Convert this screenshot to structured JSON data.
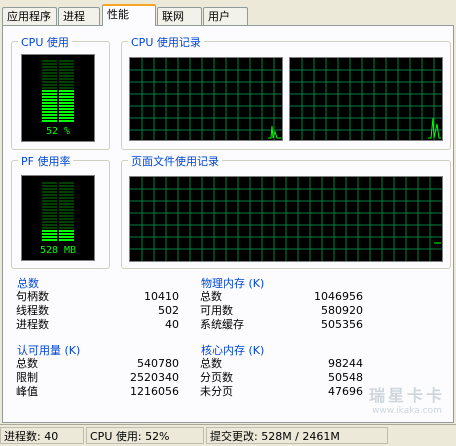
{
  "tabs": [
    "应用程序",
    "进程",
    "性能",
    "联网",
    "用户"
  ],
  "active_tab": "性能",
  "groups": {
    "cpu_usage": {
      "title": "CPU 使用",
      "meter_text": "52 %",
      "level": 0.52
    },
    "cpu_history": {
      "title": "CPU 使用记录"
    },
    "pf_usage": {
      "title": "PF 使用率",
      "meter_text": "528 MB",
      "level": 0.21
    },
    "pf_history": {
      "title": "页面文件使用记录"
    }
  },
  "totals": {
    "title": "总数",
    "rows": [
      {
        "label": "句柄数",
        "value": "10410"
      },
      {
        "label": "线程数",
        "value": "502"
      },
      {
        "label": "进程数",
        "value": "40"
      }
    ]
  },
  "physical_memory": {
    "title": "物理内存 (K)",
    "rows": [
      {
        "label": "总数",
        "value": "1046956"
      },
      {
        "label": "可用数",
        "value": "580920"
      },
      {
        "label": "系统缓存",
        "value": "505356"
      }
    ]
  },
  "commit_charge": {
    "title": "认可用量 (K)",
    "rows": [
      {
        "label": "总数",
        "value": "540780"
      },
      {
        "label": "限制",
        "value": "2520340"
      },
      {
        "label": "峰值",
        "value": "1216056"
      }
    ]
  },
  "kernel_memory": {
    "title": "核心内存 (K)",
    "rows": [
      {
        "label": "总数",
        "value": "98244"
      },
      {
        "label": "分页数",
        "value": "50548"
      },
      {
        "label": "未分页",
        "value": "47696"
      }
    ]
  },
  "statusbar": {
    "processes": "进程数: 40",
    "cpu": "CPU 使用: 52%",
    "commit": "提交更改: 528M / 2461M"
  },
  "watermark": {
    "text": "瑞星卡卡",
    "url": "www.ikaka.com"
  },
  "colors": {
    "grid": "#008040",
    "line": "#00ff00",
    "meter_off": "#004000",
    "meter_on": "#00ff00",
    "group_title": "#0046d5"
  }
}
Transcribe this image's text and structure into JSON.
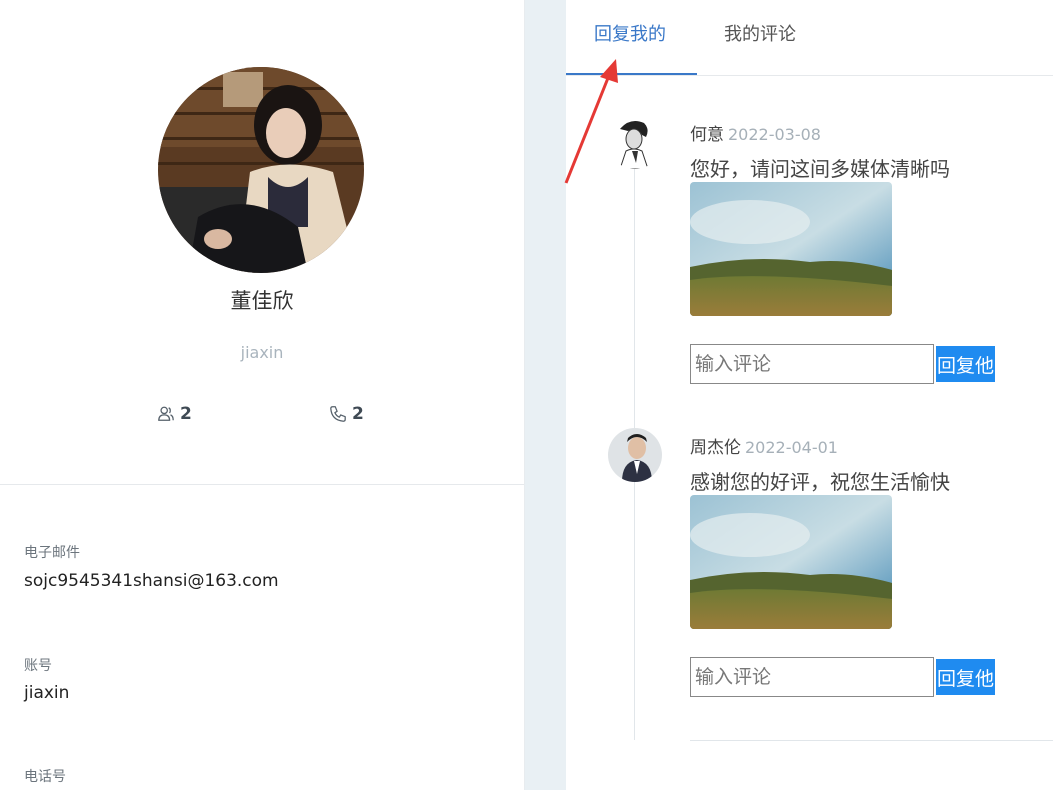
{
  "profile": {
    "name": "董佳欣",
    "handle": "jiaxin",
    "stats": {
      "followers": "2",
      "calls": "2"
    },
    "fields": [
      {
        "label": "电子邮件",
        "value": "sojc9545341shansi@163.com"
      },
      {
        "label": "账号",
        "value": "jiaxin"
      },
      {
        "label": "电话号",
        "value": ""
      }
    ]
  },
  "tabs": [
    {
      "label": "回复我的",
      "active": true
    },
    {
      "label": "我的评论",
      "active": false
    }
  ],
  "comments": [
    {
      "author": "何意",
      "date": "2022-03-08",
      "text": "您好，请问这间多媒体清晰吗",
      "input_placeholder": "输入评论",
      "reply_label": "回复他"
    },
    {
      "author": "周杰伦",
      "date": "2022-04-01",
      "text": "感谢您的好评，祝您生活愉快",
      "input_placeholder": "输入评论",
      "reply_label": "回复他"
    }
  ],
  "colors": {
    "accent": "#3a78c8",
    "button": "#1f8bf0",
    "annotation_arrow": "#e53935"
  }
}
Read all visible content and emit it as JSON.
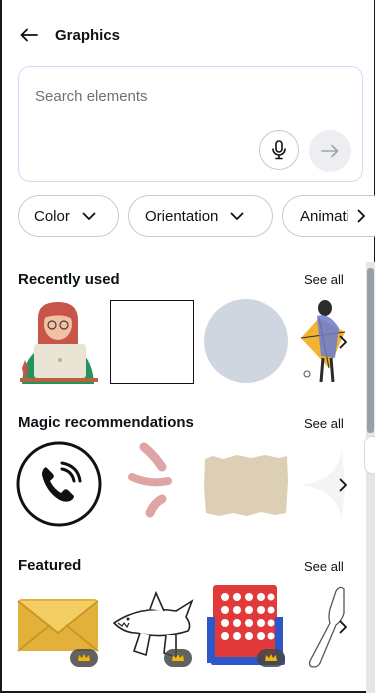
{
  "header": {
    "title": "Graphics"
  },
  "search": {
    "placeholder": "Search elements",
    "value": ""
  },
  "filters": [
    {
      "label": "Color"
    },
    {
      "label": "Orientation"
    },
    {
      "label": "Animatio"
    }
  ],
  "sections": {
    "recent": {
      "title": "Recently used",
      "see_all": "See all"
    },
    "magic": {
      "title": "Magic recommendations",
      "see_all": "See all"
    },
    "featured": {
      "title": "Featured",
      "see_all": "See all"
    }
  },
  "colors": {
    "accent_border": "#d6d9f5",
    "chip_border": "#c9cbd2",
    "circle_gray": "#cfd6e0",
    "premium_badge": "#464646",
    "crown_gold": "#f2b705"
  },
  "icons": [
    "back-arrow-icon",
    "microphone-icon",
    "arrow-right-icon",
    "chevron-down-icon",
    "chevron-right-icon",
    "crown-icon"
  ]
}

.....

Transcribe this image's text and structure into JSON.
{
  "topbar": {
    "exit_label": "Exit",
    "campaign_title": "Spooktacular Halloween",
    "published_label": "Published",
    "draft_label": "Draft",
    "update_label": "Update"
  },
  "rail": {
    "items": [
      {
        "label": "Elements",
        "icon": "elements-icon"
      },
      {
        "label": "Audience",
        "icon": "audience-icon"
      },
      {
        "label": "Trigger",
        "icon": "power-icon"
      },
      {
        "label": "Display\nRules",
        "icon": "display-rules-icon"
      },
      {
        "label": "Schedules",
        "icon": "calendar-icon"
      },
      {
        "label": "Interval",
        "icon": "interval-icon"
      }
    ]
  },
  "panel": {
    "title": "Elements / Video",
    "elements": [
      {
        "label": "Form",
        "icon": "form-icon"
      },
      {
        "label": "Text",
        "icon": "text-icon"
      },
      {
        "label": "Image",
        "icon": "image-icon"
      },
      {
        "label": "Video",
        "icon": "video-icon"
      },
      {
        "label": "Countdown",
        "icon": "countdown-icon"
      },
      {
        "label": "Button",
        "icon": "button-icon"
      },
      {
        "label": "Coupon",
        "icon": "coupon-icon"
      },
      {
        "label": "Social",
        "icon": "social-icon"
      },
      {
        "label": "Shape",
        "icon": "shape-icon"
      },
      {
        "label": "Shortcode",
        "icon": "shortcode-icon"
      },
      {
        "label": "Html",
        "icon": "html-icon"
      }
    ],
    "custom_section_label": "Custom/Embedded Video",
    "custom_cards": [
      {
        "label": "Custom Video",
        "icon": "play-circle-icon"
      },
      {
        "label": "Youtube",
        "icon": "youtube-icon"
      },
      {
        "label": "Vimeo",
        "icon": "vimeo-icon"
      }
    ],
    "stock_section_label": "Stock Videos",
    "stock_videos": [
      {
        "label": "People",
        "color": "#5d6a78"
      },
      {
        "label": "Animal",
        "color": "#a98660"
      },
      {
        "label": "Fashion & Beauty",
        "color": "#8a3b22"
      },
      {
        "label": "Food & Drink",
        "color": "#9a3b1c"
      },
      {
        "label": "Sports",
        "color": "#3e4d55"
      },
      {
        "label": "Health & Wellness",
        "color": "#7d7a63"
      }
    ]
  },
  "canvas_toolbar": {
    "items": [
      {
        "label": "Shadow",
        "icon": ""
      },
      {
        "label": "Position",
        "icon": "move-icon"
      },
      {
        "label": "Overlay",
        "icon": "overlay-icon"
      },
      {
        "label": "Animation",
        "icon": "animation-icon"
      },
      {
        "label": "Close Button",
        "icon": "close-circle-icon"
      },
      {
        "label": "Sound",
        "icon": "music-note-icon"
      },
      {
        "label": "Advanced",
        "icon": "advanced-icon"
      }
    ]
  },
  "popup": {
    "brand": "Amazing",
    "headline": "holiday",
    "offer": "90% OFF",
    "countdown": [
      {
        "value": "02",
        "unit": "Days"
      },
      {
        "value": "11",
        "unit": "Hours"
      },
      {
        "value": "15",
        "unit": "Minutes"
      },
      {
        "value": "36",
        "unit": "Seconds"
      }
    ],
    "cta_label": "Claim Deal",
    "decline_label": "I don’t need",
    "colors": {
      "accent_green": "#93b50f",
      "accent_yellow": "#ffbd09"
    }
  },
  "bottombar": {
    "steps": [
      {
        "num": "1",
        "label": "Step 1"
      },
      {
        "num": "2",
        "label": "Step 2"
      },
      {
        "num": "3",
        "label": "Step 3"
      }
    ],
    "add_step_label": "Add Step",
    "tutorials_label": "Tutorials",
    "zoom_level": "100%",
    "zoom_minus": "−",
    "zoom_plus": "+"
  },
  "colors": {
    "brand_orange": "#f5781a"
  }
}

.....

*What you should do:* Take each line containing the string "unit" and copy it out.

*Exercise result:*
        "unit": "Days"
        "unit": "Hours"
        "unit": "Minutes"
        "unit": "Seconds"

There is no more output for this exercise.